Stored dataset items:
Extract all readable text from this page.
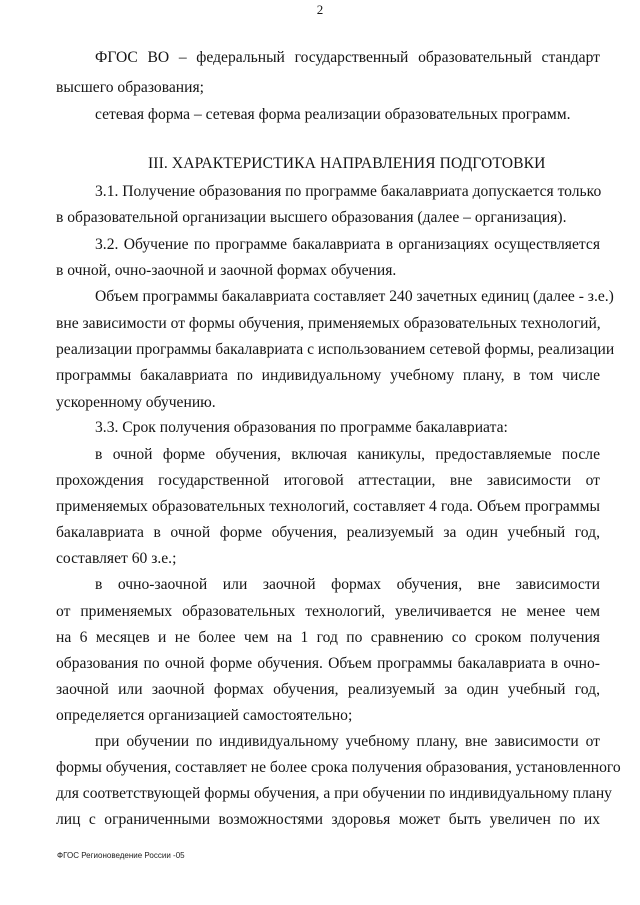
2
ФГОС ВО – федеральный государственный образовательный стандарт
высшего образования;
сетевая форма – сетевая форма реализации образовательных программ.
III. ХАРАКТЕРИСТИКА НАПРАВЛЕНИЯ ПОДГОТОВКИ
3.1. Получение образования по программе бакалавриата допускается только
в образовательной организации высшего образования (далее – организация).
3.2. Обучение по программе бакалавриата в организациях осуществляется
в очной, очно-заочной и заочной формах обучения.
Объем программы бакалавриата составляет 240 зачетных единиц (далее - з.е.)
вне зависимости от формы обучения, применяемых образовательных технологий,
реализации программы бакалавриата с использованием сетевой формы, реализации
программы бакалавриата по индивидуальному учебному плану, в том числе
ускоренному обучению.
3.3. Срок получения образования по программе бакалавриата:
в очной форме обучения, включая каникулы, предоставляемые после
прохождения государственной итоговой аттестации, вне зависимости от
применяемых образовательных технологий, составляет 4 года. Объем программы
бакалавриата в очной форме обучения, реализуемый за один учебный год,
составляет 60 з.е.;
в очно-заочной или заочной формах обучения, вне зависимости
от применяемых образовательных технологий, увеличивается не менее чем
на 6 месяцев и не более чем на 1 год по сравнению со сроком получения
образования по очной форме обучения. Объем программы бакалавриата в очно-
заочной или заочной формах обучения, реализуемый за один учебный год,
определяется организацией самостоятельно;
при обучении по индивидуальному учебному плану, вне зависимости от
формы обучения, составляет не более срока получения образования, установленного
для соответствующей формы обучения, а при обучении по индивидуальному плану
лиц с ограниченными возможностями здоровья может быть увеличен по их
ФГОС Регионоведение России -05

Stated task: Copy all the lines of data exactly as they appear, dropping any images.

Worked solution:
Extract all readable text from this page.
2
ФГОС ВО – федеральный государственный образовательный стандарт
высшего образования;
сетевая форма – сетевая форма реализации образовательных программ.
III. ХАРАКТЕРИСТИКА НАПРАВЛЕНИЯ ПОДГОТОВКИ
3.1. Получение образования по программе бакалавриата допускается только
в образовательной организации высшего образования (далее – организация).
3.2. Обучение по программе бакалавриата в организациях осуществляется
в очной, очно-заочной и заочной формах обучения.
Объем программы бакалавриата составляет 240 зачетных единиц (далее - з.е.)
вне зависимости от формы обучения, применяемых образовательных технологий,
реализации программы бакалавриата с использованием сетевой формы, реализации
программы бакалавриата по индивидуальному учебному плану, в том числе
ускоренному обучению.
3.3. Срок получения образования по программе бакалавриата:
в очной форме обучения, включая каникулы, предоставляемые после
прохождения государственной итоговой аттестации, вне зависимости от
применяемых образовательных технологий, составляет 4 года. Объем программы
бакалавриата в очной форме обучения, реализуемый за один учебный год,
составляет 60 з.е.;
в очно-заочной или заочной формах обучения, вне зависимости
от применяемых образовательных технологий, увеличивается не менее чем
на 6 месяцев и не более чем на 1 год по сравнению со сроком получения
образования по очной форме обучения. Объем программы бакалавриата в очно-
заочной или заочной формах обучения, реализуемый за один учебный год,
определяется организацией самостоятельно;
при обучении по индивидуальному учебному плану, вне зависимости от
формы обучения, составляет не более срока получения образования, установленного
для соответствующей формы обучения, а при обучении по индивидуальному плану
лиц с ограниченными возможностями здоровья может быть увеличен по их
ФГОС Регионоведение России -05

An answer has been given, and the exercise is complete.